### PROBLEM REQUIREMENTS
Copy every record below, exactly as written.

***** MATERIAL SHOWN

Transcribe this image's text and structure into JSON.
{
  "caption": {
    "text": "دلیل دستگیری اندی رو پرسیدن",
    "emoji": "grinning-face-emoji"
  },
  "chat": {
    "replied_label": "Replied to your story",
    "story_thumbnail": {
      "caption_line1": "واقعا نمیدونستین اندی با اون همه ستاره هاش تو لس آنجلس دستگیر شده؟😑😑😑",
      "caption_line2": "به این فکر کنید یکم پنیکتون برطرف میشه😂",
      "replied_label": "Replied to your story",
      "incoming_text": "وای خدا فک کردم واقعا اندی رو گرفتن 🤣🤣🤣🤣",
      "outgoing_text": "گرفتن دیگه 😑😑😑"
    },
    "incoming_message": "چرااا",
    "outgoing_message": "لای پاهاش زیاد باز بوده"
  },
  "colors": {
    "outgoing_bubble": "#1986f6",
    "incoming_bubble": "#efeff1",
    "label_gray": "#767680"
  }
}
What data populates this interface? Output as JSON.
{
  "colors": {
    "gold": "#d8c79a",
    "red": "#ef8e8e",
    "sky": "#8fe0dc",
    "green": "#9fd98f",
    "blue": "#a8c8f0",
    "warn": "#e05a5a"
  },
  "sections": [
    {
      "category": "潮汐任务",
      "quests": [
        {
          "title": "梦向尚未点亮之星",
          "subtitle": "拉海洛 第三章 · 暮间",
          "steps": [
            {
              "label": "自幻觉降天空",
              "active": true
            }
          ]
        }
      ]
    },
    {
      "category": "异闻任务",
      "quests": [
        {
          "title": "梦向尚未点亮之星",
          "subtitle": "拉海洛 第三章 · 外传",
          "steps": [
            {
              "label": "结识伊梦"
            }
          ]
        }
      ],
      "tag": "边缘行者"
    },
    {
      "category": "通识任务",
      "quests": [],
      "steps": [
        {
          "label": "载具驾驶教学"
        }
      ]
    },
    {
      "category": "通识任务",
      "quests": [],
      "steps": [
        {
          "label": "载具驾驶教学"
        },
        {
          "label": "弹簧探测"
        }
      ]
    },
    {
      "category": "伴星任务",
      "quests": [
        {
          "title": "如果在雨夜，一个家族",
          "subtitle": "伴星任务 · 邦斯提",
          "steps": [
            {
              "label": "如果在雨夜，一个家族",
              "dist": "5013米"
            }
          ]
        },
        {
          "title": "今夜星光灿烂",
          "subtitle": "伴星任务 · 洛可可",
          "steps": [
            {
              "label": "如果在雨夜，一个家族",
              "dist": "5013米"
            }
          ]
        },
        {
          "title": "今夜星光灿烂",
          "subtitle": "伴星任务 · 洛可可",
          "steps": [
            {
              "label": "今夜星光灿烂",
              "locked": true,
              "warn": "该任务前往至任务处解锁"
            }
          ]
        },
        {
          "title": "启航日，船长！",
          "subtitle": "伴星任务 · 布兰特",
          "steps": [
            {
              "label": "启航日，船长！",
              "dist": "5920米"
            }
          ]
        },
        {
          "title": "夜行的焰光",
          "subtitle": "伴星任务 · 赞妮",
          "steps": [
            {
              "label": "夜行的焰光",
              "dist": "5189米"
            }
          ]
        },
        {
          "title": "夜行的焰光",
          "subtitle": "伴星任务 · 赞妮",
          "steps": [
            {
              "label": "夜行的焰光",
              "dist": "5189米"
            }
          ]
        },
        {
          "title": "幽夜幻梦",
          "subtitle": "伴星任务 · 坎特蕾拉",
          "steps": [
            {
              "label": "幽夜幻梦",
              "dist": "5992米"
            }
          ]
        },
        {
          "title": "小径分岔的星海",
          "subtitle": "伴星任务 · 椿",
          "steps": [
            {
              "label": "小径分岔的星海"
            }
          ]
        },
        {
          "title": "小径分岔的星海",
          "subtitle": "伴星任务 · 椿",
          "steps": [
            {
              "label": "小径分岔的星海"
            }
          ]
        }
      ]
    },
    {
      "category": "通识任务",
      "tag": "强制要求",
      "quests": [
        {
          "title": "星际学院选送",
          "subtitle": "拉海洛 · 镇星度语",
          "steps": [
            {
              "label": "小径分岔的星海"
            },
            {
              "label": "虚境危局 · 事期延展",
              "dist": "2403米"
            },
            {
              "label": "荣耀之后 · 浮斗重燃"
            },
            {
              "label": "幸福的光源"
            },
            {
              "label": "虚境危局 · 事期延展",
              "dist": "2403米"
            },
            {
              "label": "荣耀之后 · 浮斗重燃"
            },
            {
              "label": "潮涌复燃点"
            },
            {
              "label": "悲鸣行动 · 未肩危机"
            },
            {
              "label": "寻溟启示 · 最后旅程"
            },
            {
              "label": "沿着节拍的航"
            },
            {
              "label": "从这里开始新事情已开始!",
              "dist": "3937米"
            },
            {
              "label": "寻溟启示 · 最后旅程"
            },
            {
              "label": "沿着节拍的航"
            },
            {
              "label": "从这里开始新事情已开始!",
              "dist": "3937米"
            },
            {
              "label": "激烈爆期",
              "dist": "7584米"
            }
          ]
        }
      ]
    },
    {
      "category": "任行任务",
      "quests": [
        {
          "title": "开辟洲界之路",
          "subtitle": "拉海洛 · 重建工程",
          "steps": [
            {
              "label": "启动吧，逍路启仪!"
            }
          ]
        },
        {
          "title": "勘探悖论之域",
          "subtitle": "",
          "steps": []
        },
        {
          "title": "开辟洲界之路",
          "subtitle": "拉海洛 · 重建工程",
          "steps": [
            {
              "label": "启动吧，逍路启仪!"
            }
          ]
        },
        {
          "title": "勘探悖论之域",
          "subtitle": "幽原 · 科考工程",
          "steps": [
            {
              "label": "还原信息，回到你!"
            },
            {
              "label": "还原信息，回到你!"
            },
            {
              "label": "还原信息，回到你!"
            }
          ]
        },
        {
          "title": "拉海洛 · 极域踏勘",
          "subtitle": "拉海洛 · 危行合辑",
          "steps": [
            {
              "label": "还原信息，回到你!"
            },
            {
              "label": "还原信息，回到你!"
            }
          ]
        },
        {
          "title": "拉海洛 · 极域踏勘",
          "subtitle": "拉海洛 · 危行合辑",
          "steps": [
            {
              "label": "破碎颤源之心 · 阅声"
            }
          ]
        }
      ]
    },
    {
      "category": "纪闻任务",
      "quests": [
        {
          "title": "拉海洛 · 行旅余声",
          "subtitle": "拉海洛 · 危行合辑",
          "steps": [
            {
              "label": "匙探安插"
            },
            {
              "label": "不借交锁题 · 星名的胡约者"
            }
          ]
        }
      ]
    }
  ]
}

**********

### ANSWER TO THIS PROBLEM
Transcribe this image's text and structure into JSON.
{
  "caption": {
    "text": "دلیل دستگیری اندی رو پرسیدن",
    "emoji": "grinning-face-emoji"
  },
  "chat": {
    "replied_label": "Replied to your story",
    "story_thumbnail": {
      "caption_line1": "واقعا نمیدونستین اندی با اون همه ستاره هاش تو لس آنجلس دستگیر شده؟😑😑😑",
      "caption_line2": "به این فکر کنید یکم پنیکتون برطرف میشه😂",
      "replied_label": "Replied to your story",
      "incoming_text": "وای خدا فک کردم واقعا اندی رو گرفتن 🤣🤣🤣🤣",
      "outgoing_text": "گرفتن دیگه 😑😑😑"
    },
    "incoming_message": "چرااا",
    "outgoing_message": "لای پاهاش زیاد باز بوده"
  },
  "colors": {
    "outgoing_bubble": "#1986f6",
    "incoming_bubble": "#efeff1",
    "label_gray": "#767680"
  }
}
What data populates this interface? Output as JSON.
{
  "colors": {
    "gold": "#d8c79a",
    "red": "#ef8e8e",
    "sky": "#8fe0dc",
    "green": "#9fd98f",
    "blue": "#a8c8f0",
    "warn": "#e05a5a"
  },
  "sections": [
    {
      "category": "潮汐任务",
      "quests": [
        {
          "title": "梦向尚未点亮之星",
          "subtitle": "拉海洛 第三章 · 暮间",
          "steps": [
            {
              "label": "自幻觉降天空",
              "active": true
            }
          ]
        }
      ]
    },
    {
      "category": "异闻任务",
      "quests": [
        {
          "title": "梦向尚未点亮之星",
          "subtitle": "拉海洛 第三章 · 外传",
          "steps": [
            {
              "label": "结识伊梦"
            }
          ]
        }
      ],
      "tag": "边缘行者"
    },
    {
      "category": "通识任务",
      "quests": [],
      "steps": [
        {
          "label": "载具驾驶教学"
        }
      ]
    },
    {
      "category": "通识任务",
      "quests": [],
      "steps": [
        {
          "label": "载具驾驶教学"
        },
        {
          "label": "弹簧探测"
        }
      ]
    },
    {
      "category": "伴星任务",
      "quests": [
        {
          "title": "如果在雨夜，一个家族",
          "subtitle": "伴星任务 · 邦斯提",
          "steps": [
            {
              "label": "如果在雨夜，一个家族",
              "dist": "5013米"
            }
          ]
        },
        {
          "title": "今夜星光灿烂",
          "subtitle": "伴星任务 · 洛可可",
          "steps": [
            {
              "label": "如果在雨夜，一个家族",
              "dist": "5013米"
            }
          ]
        },
        {
          "title": "今夜星光灿烂",
          "subtitle": "伴星任务 · 洛可可",
          "steps": [
            {
              "label": "今夜星光灿烂",
              "locked": true,
              "warn": "该任务前往至任务处解锁"
            }
          ]
        },
        {
          "title": "启航日，船长！",
          "subtitle": "伴星任务 · 布兰特",
          "steps": [
            {
              "label": "启航日，船长！",
              "dist": "5920米"
            }
          ]
        },
        {
          "title": "夜行的焰光",
          "subtitle": "伴星任务 · 赞妮",
          "steps": [
            {
              "label": "夜行的焰光",
              "dist": "5189米"
            }
          ]
        },
        {
          "title": "夜行的焰光",
          "subtitle": "伴星任务 · 赞妮",
          "steps": [
            {
              "label": "夜行的焰光",
              "dist": "5189米"
            }
          ]
        },
        {
          "title": "幽夜幻梦",
          "subtitle": "伴星任务 · 坎特蕾拉",
          "steps": [
            {
              "label": "幽夜幻梦",
              "dist": "5992米"
            }
          ]
        },
        {
          "title": "小径分岔的星海",
          "subtitle": "伴星任务 · 椿",
          "steps": [
            {
              "label": "小径分岔的星海"
            }
          ]
        },
        {
          "title": "小径分岔的星海",
          "subtitle": "伴星任务 · 椿",
          "steps": [
            {
              "label": "小径分岔的星海"
            }
          ]
        }
      ]
    },
    {
      "category": "通识任务",
      "tag": "强制要求",
      "quests": [
        {
          "title": "星际学院选送",
          "subtitle": "拉海洛 · 镇星度语",
          "steps": [
            {
              "label": "小径分岔的星海"
            },
            {
              "label": "虚境危局 · 事期延展",
              "dist": "2403米"
            },
            {
              "label": "荣耀之后 · 浮斗重燃"
            },
            {
              "label": "幸福的光源"
            },
            {
              "label": "虚境危局 · 事期延展",
              "dist": "2403米"
            },
            {
              "label": "荣耀之后 · 浮斗重燃"
            },
            {
              "label": "潮涌复燃点"
            },
            {
              "label": "悲鸣行动 · 未肩危机"
            },
            {
              "label": "寻溟启示 · 最后旅程"
            },
            {
              "label": "沿着节拍的航"
            },
            {
              "label": "从这里开始新事情已开始!",
              "dist": "3937米"
            },
            {
              "label": "寻溟启示 · 最后旅程"
            },
            {
              "label": "沿着节拍的航"
            },
            {
              "label": "从这里开始新事情已开始!",
              "dist": "3937米"
            },
            {
              "label": "激烈爆期",
              "dist": "7584米"
            }
          ]
        }
      ]
    },
    {
      "category": "任行任务",
      "quests": [
        {
          "title": "开辟洲界之路",
          "subtitle": "拉海洛 · 重建工程",
          "steps": [
            {
              "label": "启动吧，逍路启仪!"
            }
          ]
        },
        {
          "title": "勘探悖论之域",
          "subtitle": "",
          "steps": []
        },
        {
          "title": "开辟洲界之路",
          "subtitle": "拉海洛 · 重建工程",
          "steps": [
            {
              "label": "启动吧，逍路启仪!"
            }
          ]
        },
        {
          "title": "勘探悖论之域",
          "subtitle": "幽原 · 科考工程",
          "steps": [
            {
              "label": "还原信息，回到你!"
            },
            {
              "label": "还原信息，回到你!"
            },
            {
              "label": "还原信息，回到你!"
            }
          ]
        },
        {
          "title": "拉海洛 · 极域踏勘",
          "subtitle": "拉海洛 · 危行合辑",
          "steps": [
            {
              "label": "还原信息，回到你!"
            },
            {
              "label": "还原信息，回到你!"
            }
          ]
        },
        {
          "title": "拉海洛 · 极域踏勘",
          "subtitle": "拉海洛 · 危行合辑",
          "steps": [
            {
              "label": "破碎颤源之心 · 阅声"
            }
          ]
        }
      ]
    },
    {
      "category": "纪闻任务",
      "quests": [
        {
          "title": "拉海洛 · 行旅余声",
          "subtitle": "拉海洛 · 危行合辑",
          "steps": [
            {
              "label": "匙探安插"
            },
            {
              "label": "不借交锁题 · 星名的胡约者"
            }
          ]
        }
      ]
    }
  ]
}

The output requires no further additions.